[Collected data]
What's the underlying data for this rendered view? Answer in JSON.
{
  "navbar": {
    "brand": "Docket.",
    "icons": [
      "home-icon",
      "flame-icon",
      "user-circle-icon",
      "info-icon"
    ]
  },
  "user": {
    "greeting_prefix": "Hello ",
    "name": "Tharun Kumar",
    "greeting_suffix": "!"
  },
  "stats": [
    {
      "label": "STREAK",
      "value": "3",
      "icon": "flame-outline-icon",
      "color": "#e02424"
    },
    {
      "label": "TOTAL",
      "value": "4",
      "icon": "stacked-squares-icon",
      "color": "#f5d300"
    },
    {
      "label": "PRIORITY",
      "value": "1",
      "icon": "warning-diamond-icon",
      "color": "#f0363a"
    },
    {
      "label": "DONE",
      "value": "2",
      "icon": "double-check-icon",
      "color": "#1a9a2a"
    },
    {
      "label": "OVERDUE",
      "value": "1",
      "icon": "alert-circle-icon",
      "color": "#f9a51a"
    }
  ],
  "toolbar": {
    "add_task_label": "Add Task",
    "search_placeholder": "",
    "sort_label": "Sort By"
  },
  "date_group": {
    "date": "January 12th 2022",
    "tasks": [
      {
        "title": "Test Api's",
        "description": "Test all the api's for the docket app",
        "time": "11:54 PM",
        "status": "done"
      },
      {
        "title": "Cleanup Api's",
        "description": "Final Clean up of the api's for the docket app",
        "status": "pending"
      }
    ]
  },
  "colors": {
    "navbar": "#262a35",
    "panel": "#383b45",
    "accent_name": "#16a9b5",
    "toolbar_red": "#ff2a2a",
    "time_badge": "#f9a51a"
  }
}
--
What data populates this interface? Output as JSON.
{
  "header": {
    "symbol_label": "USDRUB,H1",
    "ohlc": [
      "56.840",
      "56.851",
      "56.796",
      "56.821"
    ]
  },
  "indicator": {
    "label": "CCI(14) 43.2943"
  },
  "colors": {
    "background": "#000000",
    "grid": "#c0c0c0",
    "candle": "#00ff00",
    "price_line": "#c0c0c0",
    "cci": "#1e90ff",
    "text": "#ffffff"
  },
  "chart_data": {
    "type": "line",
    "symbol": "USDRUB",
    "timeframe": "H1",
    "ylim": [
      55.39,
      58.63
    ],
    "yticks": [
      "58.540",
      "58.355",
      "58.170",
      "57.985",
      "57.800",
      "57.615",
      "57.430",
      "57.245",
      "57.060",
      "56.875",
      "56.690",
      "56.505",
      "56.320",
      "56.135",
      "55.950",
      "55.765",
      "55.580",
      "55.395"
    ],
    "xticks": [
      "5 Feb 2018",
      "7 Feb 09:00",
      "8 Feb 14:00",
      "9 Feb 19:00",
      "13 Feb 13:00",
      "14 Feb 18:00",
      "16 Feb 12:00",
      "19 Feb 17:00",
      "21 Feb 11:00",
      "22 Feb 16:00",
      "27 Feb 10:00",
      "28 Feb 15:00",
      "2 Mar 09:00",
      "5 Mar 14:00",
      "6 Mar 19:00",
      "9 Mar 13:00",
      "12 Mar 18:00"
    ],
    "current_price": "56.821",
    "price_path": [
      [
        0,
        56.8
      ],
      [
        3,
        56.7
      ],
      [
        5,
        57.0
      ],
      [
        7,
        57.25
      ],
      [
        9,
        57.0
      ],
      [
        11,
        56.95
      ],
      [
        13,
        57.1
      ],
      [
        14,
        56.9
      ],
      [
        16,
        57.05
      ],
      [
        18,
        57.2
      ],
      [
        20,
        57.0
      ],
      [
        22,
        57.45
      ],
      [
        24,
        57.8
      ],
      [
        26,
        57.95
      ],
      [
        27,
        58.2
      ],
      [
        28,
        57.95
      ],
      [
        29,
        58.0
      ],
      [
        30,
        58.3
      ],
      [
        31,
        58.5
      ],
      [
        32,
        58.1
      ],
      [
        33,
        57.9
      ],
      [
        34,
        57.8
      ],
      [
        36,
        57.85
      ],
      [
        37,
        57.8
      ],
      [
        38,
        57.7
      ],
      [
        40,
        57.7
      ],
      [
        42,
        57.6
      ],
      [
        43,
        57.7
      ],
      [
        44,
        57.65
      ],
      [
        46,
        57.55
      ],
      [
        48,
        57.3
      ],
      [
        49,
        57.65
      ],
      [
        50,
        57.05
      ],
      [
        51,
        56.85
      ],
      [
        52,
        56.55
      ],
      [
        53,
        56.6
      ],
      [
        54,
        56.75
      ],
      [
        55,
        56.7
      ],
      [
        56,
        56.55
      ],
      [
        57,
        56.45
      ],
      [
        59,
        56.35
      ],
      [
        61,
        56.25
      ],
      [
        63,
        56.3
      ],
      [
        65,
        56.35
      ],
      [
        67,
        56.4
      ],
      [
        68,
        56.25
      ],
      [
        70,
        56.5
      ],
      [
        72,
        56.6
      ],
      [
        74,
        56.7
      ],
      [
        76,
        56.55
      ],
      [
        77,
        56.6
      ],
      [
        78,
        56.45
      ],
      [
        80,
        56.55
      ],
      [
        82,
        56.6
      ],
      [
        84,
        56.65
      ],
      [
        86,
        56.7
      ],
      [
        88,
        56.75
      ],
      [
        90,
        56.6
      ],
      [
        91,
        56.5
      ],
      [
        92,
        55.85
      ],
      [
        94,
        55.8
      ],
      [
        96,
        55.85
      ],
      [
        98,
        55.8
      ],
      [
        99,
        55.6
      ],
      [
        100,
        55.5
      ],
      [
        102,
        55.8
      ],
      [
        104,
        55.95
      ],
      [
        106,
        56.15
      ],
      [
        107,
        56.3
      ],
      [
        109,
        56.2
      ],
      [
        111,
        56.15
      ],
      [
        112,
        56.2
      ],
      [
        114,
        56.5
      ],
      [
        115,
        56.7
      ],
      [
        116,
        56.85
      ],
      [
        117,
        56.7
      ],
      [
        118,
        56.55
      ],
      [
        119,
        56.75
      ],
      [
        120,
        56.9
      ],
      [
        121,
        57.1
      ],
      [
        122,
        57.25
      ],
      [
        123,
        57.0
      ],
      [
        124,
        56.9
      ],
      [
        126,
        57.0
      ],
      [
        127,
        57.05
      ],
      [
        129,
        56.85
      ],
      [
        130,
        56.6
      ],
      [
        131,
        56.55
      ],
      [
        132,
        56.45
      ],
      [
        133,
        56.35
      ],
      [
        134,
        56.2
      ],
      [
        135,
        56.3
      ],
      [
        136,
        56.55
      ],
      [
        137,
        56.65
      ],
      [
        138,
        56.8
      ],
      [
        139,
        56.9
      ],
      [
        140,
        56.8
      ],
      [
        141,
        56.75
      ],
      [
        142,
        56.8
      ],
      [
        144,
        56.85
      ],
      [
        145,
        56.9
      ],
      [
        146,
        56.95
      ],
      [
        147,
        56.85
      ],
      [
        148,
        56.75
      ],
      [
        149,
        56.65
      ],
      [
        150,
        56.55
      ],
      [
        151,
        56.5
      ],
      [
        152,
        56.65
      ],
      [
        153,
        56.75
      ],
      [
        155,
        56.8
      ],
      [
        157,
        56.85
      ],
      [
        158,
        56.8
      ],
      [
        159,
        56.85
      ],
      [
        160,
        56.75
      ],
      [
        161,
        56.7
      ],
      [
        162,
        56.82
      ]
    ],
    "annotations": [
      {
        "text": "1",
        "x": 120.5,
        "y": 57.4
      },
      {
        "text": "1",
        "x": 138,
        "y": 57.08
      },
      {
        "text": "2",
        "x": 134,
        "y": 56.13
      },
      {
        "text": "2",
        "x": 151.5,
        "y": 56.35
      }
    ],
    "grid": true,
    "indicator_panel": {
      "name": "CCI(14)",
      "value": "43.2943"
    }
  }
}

What you will do.
Count every line of the records that holds "JSON". State the number, nothing else.

Solution to this exercise.
2